→ BRIEF: Pull out each line of the records holding the string "EQUIP".

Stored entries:
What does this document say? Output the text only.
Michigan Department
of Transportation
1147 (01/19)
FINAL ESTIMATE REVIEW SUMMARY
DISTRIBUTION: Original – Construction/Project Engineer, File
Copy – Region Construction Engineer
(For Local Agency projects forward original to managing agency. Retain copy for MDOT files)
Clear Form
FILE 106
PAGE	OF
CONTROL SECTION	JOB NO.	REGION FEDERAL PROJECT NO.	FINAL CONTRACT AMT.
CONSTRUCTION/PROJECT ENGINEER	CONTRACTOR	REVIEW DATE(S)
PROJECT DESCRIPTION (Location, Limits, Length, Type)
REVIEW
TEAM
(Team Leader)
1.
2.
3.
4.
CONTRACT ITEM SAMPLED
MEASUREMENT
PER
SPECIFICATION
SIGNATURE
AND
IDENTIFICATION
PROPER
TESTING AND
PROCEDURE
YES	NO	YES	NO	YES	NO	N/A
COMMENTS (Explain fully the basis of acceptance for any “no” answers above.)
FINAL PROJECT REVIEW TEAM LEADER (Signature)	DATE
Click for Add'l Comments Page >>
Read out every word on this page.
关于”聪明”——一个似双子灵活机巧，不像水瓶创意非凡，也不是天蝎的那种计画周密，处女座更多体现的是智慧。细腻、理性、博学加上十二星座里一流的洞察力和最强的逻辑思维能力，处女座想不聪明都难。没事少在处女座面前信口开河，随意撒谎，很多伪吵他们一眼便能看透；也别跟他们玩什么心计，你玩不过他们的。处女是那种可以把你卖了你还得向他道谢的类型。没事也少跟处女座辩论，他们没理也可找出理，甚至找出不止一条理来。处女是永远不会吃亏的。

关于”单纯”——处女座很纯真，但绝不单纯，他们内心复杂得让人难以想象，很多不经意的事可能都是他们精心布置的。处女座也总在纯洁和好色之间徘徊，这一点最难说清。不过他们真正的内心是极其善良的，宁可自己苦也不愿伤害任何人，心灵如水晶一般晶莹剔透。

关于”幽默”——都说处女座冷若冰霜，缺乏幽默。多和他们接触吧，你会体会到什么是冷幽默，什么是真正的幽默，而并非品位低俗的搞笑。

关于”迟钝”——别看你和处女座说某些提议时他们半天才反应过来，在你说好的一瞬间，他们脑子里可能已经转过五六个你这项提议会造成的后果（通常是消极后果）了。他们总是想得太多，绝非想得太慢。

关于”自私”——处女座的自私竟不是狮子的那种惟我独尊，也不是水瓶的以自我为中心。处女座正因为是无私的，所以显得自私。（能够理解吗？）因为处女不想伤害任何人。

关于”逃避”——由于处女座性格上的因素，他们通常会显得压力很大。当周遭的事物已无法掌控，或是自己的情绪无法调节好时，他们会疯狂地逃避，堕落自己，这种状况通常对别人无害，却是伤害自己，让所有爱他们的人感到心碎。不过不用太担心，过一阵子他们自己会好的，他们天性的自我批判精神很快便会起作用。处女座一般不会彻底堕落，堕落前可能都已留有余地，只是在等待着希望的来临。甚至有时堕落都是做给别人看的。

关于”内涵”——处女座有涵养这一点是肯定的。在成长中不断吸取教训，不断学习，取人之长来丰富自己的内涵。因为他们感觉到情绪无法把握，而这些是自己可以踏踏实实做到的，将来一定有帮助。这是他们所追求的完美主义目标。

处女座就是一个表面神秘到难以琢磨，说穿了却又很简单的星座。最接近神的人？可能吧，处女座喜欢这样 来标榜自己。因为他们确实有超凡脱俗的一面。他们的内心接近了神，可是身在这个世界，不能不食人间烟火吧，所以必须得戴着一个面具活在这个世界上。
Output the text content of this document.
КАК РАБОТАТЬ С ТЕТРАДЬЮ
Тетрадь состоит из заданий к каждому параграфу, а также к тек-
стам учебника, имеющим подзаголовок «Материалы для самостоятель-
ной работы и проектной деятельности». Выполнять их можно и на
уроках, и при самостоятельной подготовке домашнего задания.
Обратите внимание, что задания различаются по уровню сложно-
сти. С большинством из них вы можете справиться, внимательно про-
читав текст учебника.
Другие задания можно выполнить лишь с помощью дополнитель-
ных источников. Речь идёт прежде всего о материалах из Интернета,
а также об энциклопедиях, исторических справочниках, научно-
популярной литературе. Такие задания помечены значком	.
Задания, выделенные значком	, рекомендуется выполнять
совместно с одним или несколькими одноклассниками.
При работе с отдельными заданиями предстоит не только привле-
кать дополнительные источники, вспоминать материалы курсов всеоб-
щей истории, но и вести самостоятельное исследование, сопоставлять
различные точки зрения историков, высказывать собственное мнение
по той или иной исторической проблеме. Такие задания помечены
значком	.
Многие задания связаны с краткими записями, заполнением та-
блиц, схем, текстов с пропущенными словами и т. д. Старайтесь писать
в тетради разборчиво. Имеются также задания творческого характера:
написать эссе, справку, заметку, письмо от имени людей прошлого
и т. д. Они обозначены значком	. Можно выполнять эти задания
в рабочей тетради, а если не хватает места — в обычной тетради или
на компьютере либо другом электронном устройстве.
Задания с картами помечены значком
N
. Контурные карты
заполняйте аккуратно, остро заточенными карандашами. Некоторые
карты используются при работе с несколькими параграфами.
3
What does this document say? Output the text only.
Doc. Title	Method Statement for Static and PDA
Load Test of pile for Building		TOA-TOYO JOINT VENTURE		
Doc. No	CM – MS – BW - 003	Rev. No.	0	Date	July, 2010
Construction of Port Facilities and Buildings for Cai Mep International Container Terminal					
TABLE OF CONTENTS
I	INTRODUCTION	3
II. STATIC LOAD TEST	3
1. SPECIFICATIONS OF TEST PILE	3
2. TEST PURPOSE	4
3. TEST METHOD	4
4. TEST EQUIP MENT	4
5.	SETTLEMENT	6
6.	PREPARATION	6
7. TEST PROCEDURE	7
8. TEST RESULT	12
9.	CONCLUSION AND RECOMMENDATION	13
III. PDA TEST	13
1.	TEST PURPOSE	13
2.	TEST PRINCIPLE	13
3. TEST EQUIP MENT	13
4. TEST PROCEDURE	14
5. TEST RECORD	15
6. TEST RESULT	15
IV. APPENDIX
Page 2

==

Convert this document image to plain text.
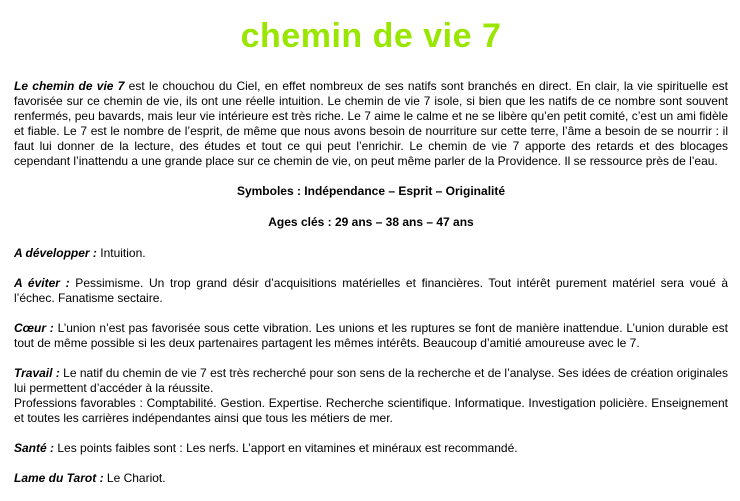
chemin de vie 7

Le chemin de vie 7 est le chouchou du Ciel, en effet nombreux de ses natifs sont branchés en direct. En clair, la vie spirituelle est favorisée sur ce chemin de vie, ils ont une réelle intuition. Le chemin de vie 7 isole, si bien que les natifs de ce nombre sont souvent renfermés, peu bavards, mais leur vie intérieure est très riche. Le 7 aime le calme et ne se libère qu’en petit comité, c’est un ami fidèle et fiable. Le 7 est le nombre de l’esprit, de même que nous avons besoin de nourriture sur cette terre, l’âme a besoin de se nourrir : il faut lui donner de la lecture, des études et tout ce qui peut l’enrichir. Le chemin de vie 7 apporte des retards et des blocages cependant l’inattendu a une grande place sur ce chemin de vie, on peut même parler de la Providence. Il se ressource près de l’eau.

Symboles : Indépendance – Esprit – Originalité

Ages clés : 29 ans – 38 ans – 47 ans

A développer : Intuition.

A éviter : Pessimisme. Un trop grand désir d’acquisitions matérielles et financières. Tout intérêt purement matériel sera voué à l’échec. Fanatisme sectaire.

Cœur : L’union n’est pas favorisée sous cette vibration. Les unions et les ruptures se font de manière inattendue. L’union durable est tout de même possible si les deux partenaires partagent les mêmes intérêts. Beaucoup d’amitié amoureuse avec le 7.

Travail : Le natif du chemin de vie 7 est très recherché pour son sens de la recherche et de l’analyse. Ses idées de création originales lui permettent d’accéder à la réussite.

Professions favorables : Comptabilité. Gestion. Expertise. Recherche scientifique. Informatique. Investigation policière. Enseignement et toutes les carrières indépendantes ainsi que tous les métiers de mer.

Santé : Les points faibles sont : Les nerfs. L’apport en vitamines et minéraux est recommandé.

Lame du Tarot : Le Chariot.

→ RESULT OF THIS EXERCISE:
4. TEST EQUIP MENT	4
3. TEST EQUIP MENT	13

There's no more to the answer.